*Extracted information*
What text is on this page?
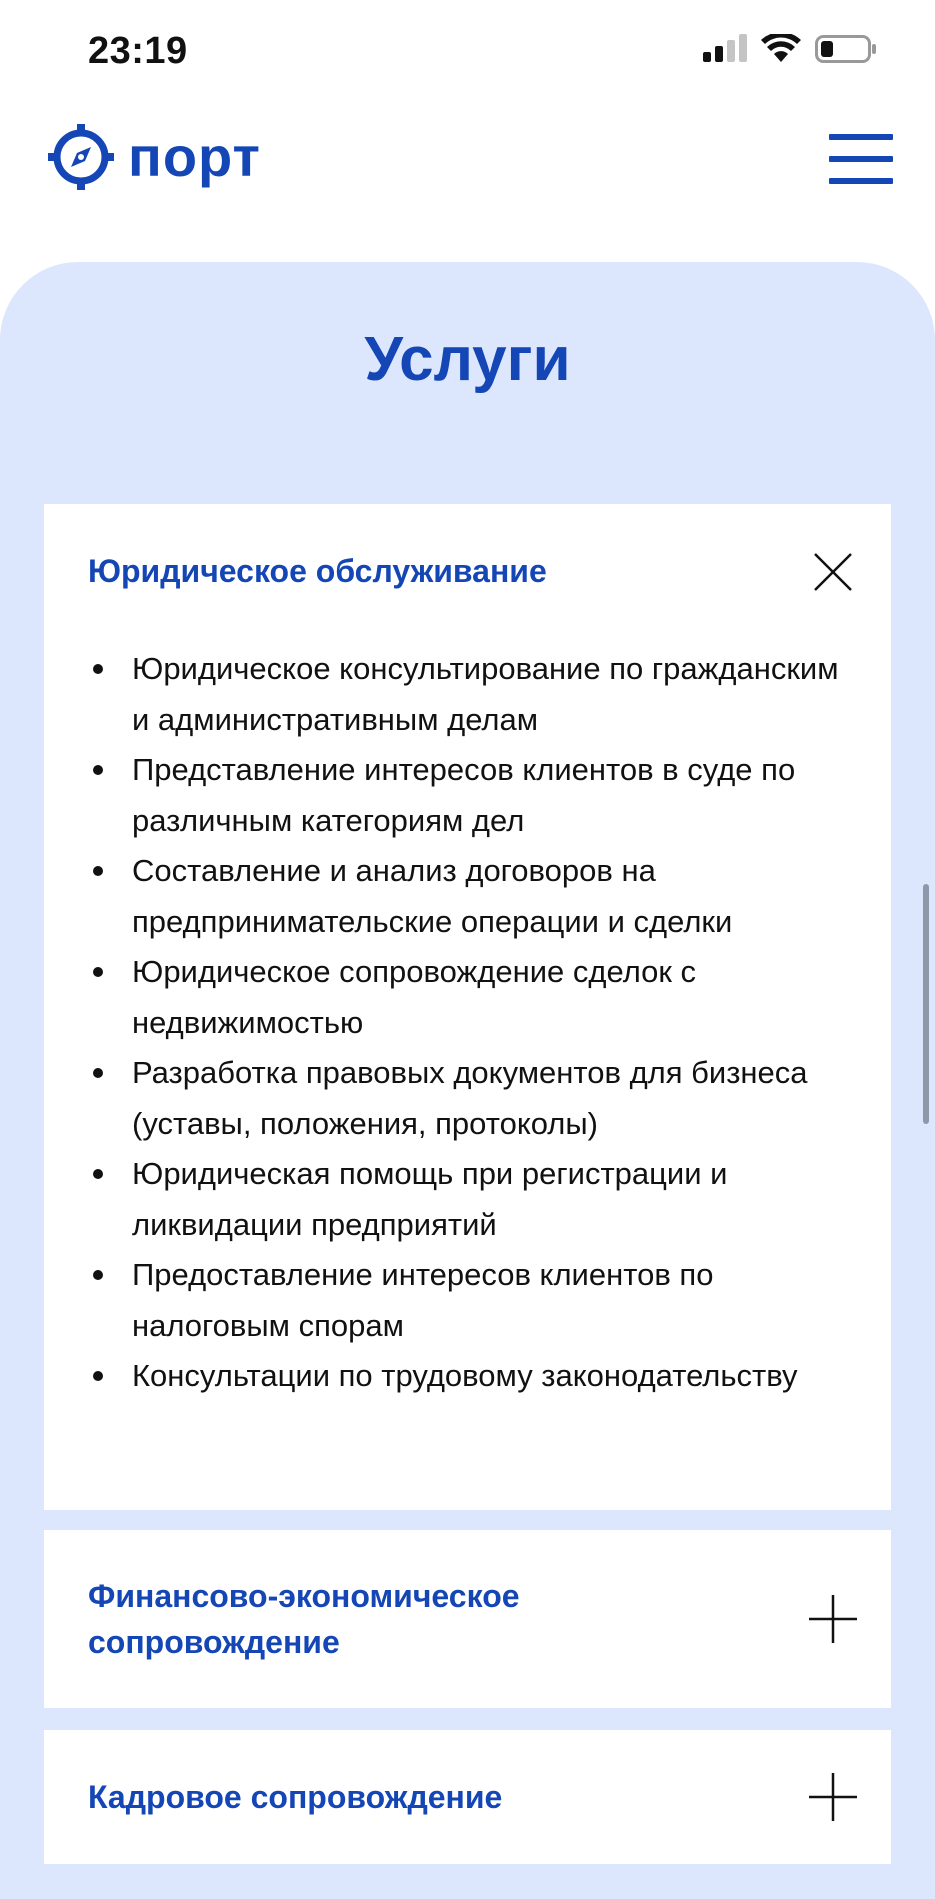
23:19
порт
Услуги
Юридическое обслуживание
Юридическое консультирование по гражданским и административным делам
Представление интересов клиентов в суде по различным категориям дел
Составление и анализ договоров на предпринимательские операции и сделки
Юридическое сопровождение сделок с недвижимостью
Разработка правовых документов для бизнеса (уставы, положения, протоколы)
Юридическая помощь при регистрации и ликвидации предприятий
Предоставление интересов клиентов по налоговым спорам
Консультации по трудовому законодательству
Финансово-экономическое сопровождение
Кадровое сопровождение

*Brief*
Find the string "сопровождение" in the records, then copy each line where it occurs.

*Response to this task*
Юридическое сопровождение сделок с недвижимостью
Финансово-экономическое сопровождение
Кадровое сопровождение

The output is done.